▸ **Task details**:
Using the entries that follow, collect the lines where the word "xlabel" appears.
# START OF Data extract
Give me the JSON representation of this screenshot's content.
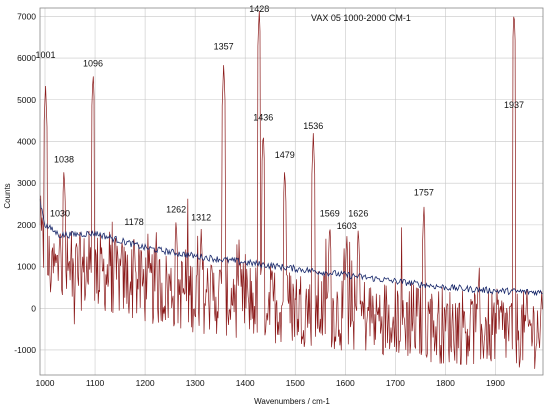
{
  "chart_data": {
    "type": "line",
    "title": "VAX 05 1000-2000 CM-1",
    "xlabel": "Wavenumbers / cm-1",
    "ylabel": "Counts",
    "xlim": [
      990,
      1995
    ],
    "ylim": [
      -1600,
      7200
    ],
    "x_ticks": [
      1000,
      1100,
      1200,
      1300,
      1400,
      1500,
      1600,
      1700,
      1800,
      1900
    ],
    "y_ticks": [
      -1000,
      0,
      1000,
      2000,
      3000,
      4000,
      5000,
      6000,
      7000
    ],
    "grid": true,
    "legend": "none",
    "colors": {
      "spectrum": "#8b1a1a",
      "baseline": "#1a2a6c",
      "grid": "#c8c8c8"
    },
    "peak_labels": [
      {
        "label": "1001",
        "x": 1001,
        "y": 6000
      },
      {
        "label": "1030",
        "x": 1030,
        "y": 2200
      },
      {
        "label": "1038",
        "x": 1038,
        "y": 3500
      },
      {
        "label": "1096",
        "x": 1096,
        "y": 5800
      },
      {
        "label": "1178",
        "x": 1178,
        "y": 2000
      },
      {
        "label": "1262",
        "x": 1262,
        "y": 2300
      },
      {
        "label": "1312",
        "x": 1312,
        "y": 2100
      },
      {
        "label": "1357",
        "x": 1357,
        "y": 6200
      },
      {
        "label": "1428",
        "x": 1428,
        "y": 7100
      },
      {
        "label": "1436",
        "x": 1436,
        "y": 4500
      },
      {
        "label": "1479",
        "x": 1479,
        "y": 3600
      },
      {
        "label": "1536",
        "x": 1536,
        "y": 4300
      },
      {
        "label": "1569",
        "x": 1569,
        "y": 2200
      },
      {
        "label": "1603",
        "x": 1603,
        "y": 1900
      },
      {
        "label": "1626",
        "x": 1626,
        "y": 2200
      },
      {
        "label": "1757",
        "x": 1757,
        "y": 2700
      },
      {
        "label": "1937",
        "x": 1937,
        "y": 4800
      }
    ],
    "series": [
      {
        "role": "spectrum",
        "peaks": [
          {
            "x": 1001,
            "y": 5400
          },
          {
            "x": 1030,
            "y": 2000
          },
          {
            "x": 1038,
            "y": 3400
          },
          {
            "x": 1096,
            "y": 5700
          },
          {
            "x": 1178,
            "y": 1800
          },
          {
            "x": 1262,
            "y": 2200
          },
          {
            "x": 1312,
            "y": 1900
          },
          {
            "x": 1357,
            "y": 5900
          },
          {
            "x": 1428,
            "y": 7200
          },
          {
            "x": 1436,
            "y": 4300
          },
          {
            "x": 1479,
            "y": 3400
          },
          {
            "x": 1536,
            "y": 4200
          },
          {
            "x": 1569,
            "y": 2100
          },
          {
            "x": 1603,
            "y": 1800
          },
          {
            "x": 1626,
            "y": 2000
          },
          {
            "x": 1757,
            "y": 2500
          },
          {
            "x": 1937,
            "y": 7200
          }
        ],
        "noise_level": [
          -1500,
          1200
        ]
      },
      {
        "role": "baseline",
        "points": [
          {
            "x": 990,
            "y": 2600
          },
          {
            "x": 1000,
            "y": 2000
          },
          {
            "x": 1030,
            "y": 1750
          },
          {
            "x": 1100,
            "y": 1800
          },
          {
            "x": 1200,
            "y": 1450
          },
          {
            "x": 1300,
            "y": 1250
          },
          {
            "x": 1400,
            "y": 1100
          },
          {
            "x": 1500,
            "y": 950
          },
          {
            "x": 1600,
            "y": 800
          },
          {
            "x": 1700,
            "y": 650
          },
          {
            "x": 1800,
            "y": 500
          },
          {
            "x": 1900,
            "y": 420
          },
          {
            "x": 1995,
            "y": 380
          }
        ]
      }
    ]
  }
}
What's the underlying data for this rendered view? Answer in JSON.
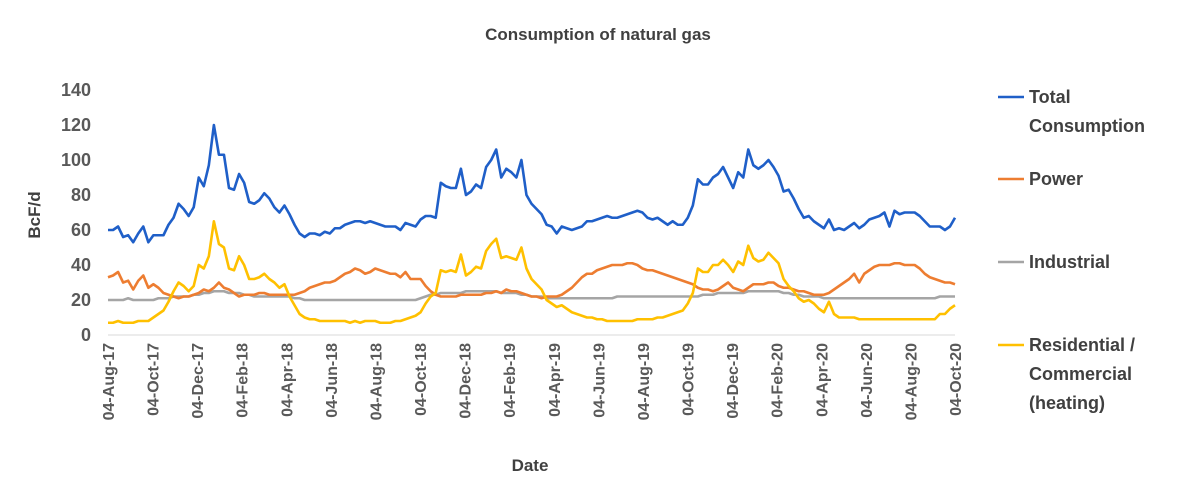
{
  "chart_data": {
    "type": "line",
    "title": "Consumption of natural gas",
    "xlabel": "Date",
    "ylabel": "BcF/d",
    "ylim": [
      0,
      140
    ],
    "yticks": [
      0,
      20,
      40,
      60,
      80,
      100,
      120,
      140
    ],
    "grid": false,
    "legend_position": "right",
    "xtick_labels": [
      "04-Aug-17",
      "04-Oct-17",
      "04-Dec-17",
      "04-Feb-18",
      "04-Apr-18",
      "04-Jun-18",
      "04-Aug-18",
      "04-Oct-18",
      "04-Dec-18",
      "04-Feb-19",
      "04-Apr-19",
      "04-Jun-19",
      "04-Aug-19",
      "04-Oct-19",
      "04-Dec-19",
      "04-Feb-20",
      "04-Apr-20",
      "04-Jun-20",
      "04-Aug-20",
      "04-Oct-20"
    ],
    "series": [
      {
        "name": "Total Consumption",
        "legend_lines": [
          "Total",
          "Consumption"
        ],
        "color": "#1f5fc8",
        "values": [
          60,
          60,
          62,
          56,
          57,
          53,
          58,
          62,
          53,
          57,
          57,
          57,
          63,
          67,
          75,
          72,
          68,
          73,
          90,
          85,
          97,
          120,
          103,
          103,
          84,
          83,
          92,
          87,
          76,
          75,
          77,
          81,
          78,
          73,
          70,
          74,
          69,
          63,
          58,
          56,
          58,
          58,
          57,
          59,
          58,
          61,
          61,
          63,
          64,
          65,
          65,
          64,
          65,
          64,
          63,
          62,
          62,
          62,
          60,
          64,
          63,
          62,
          66,
          68,
          68,
          67,
          87,
          85,
          84,
          84,
          95,
          80,
          82,
          86,
          84,
          96,
          100,
          106,
          90,
          95,
          93,
          90,
          100,
          80,
          75,
          72,
          69,
          63,
          62,
          58,
          62,
          61,
          60,
          61,
          62,
          65,
          65,
          66,
          67,
          68,
          67,
          67,
          68,
          69,
          70,
          71,
          70,
          67,
          66,
          67,
          65,
          63,
          65,
          63,
          63,
          67,
          74,
          89,
          86,
          86,
          90,
          92,
          96,
          90,
          84,
          93,
          90,
          106,
          97,
          95,
          97,
          100,
          96,
          91,
          82,
          83,
          78,
          72,
          67,
          68,
          65,
          63,
          61,
          66,
          60,
          61,
          60,
          62,
          64,
          61,
          63,
          66,
          67,
          68,
          70,
          62,
          71,
          69,
          70,
          70,
          70,
          68,
          65,
          62,
          62,
          62,
          60,
          62,
          67
        ]
      },
      {
        "name": "Power",
        "legend_lines": [
          "Power"
        ],
        "color": "#ed7d31",
        "values": [
          33,
          34,
          36,
          30,
          31,
          26,
          31,
          34,
          27,
          29,
          27,
          24,
          23,
          22,
          21,
          22,
          22,
          23,
          24,
          26,
          25,
          27,
          30,
          27,
          26,
          24,
          22,
          23,
          23,
          23,
          24,
          24,
          23,
          23,
          23,
          23,
          23,
          23,
          24,
          25,
          27,
          28,
          29,
          30,
          30,
          31,
          33,
          35,
          36,
          38,
          37,
          35,
          36,
          38,
          37,
          36,
          35,
          35,
          33,
          36,
          32,
          32,
          32,
          28,
          25,
          23,
          22,
          22,
          22,
          22,
          23,
          23,
          23,
          23,
          23,
          24,
          24,
          25,
          24,
          26,
          25,
          25,
          24,
          23,
          22,
          22,
          21,
          22,
          22,
          22,
          23,
          25,
          27,
          30,
          33,
          35,
          35,
          37,
          38,
          39,
          40,
          40,
          40,
          41,
          41,
          40,
          38,
          37,
          37,
          36,
          35,
          34,
          33,
          32,
          31,
          30,
          29,
          27,
          26,
          26,
          25,
          26,
          28,
          30,
          27,
          26,
          25,
          27,
          29,
          29,
          29,
          30,
          30,
          28,
          27,
          27,
          26,
          25,
          25,
          24,
          23,
          23,
          23,
          24,
          26,
          28,
          30,
          32,
          35,
          30,
          35,
          37,
          39,
          40,
          40,
          40,
          41,
          41,
          40,
          40,
          40,
          38,
          35,
          33,
          32,
          31,
          30,
          30,
          29
        ]
      },
      {
        "name": "Industrial",
        "legend_lines": [
          "Industrial"
        ],
        "color": "#a5a5a5",
        "values": [
          20,
          20,
          20,
          20,
          21,
          20,
          20,
          20,
          20,
          20,
          21,
          21,
          21,
          22,
          22,
          22,
          22,
          23,
          23,
          24,
          24,
          25,
          25,
          25,
          24,
          24,
          24,
          23,
          23,
          22,
          22,
          22,
          22,
          22,
          22,
          22,
          22,
          21,
          21,
          20,
          20,
          20,
          20,
          20,
          20,
          20,
          20,
          20,
          20,
          20,
          20,
          20,
          20,
          20,
          20,
          20,
          20,
          20,
          20,
          20,
          20,
          20,
          21,
          22,
          23,
          23,
          24,
          24,
          24,
          24,
          24,
          25,
          25,
          25,
          25,
          25,
          25,
          25,
          24,
          24,
          24,
          24,
          23,
          23,
          22,
          22,
          22,
          21,
          21,
          21,
          21,
          21,
          21,
          21,
          21,
          21,
          21,
          21,
          21,
          21,
          21,
          22,
          22,
          22,
          22,
          22,
          22,
          22,
          22,
          22,
          22,
          22,
          22,
          22,
          22,
          22,
          22,
          22,
          23,
          23,
          23,
          24,
          24,
          24,
          24,
          24,
          24,
          25,
          25,
          25,
          25,
          25,
          25,
          25,
          24,
          24,
          23,
          23,
          22,
          22,
          22,
          22,
          21,
          21,
          21,
          21,
          21,
          21,
          21,
          21,
          21,
          21,
          21,
          21,
          21,
          21,
          21,
          21,
          21,
          21,
          21,
          21,
          21,
          21,
          21,
          22,
          22,
          22,
          22
        ]
      },
      {
        "name": "Residential / Commercial (heating)",
        "legend_lines": [
          "Residential /",
          "Commercial",
          "(heating)"
        ],
        "color": "#ffc000",
        "values": [
          7,
          7,
          8,
          7,
          7,
          7,
          8,
          8,
          8,
          10,
          12,
          14,
          19,
          25,
          30,
          28,
          25,
          28,
          40,
          38,
          45,
          65,
          52,
          50,
          38,
          37,
          45,
          40,
          32,
          32,
          33,
          35,
          32,
          30,
          27,
          29,
          22,
          17,
          12,
          10,
          9,
          9,
          8,
          8,
          8,
          8,
          8,
          8,
          7,
          8,
          7,
          8,
          8,
          8,
          7,
          7,
          7,
          8,
          8,
          9,
          10,
          11,
          13,
          18,
          22,
          24,
          37,
          36,
          37,
          36,
          46,
          34,
          36,
          39,
          38,
          48,
          52,
          55,
          44,
          45,
          44,
          43,
          50,
          38,
          32,
          29,
          26,
          20,
          18,
          16,
          17,
          15,
          13,
          12,
          11,
          10,
          10,
          9,
          9,
          8,
          8,
          8,
          8,
          8,
          8,
          9,
          9,
          9,
          9,
          10,
          10,
          11,
          12,
          13,
          14,
          18,
          24,
          38,
          36,
          36,
          40,
          40,
          43,
          40,
          36,
          42,
          40,
          51,
          44,
          42,
          43,
          47,
          44,
          41,
          32,
          28,
          25,
          21,
          19,
          20,
          18,
          15,
          13,
          19,
          12,
          10,
          10,
          10,
          10,
          9,
          9,
          9,
          9,
          9,
          9,
          9,
          9,
          9,
          9,
          9,
          9,
          9,
          9,
          9,
          9,
          12,
          12,
          15,
          17
        ]
      }
    ]
  }
}
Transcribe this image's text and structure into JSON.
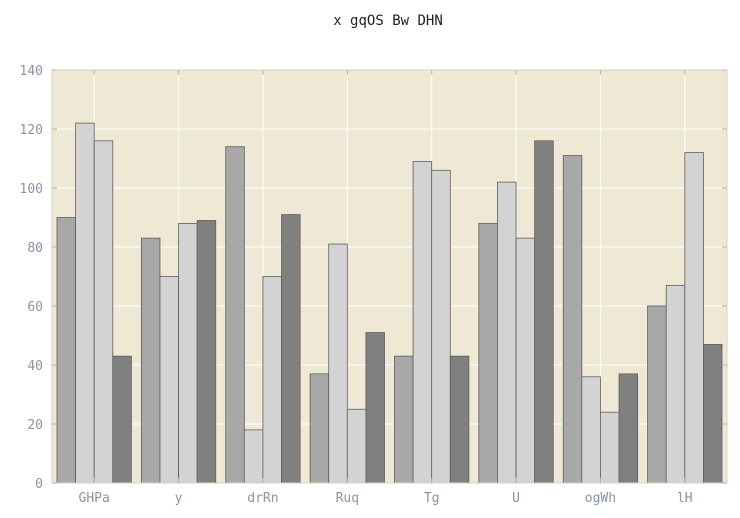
{
  "chart_data": {
    "type": "bar",
    "title": "x gqOS Bw DHN",
    "xlabel": "",
    "ylabel": "",
    "ylim": [
      0,
      140
    ],
    "yticks": [
      0,
      20,
      40,
      60,
      80,
      100,
      120,
      140
    ],
    "grid": true,
    "legend": "none",
    "categories": [
      "GHPa",
      "y",
      "drRn",
      "Ruq",
      "Tg",
      "U",
      "ogWh",
      "lH"
    ],
    "series": [
      {
        "color": "#a8a8a8",
        "values": [
          90,
          83,
          114,
          37,
          43,
          88,
          111,
          60
        ]
      },
      {
        "color": "#d3d3d3",
        "values": [
          122,
          70,
          18,
          81,
          109,
          102,
          36,
          67
        ]
      },
      {
        "color": "#d3d3d3",
        "values": [
          116,
          88,
          70,
          25,
          106,
          83,
          24,
          112
        ]
      },
      {
        "color": "#808080",
        "values": [
          43,
          89,
          91,
          51,
          43,
          116,
          37,
          47
        ]
      }
    ],
    "background_color": "#efe8d5"
  }
}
# END OF Data extract
▸ **Task response**:
    "xlabel": "Wavenumbers / cm-1",
    "xlabel": "Date",
    "xlabel": "",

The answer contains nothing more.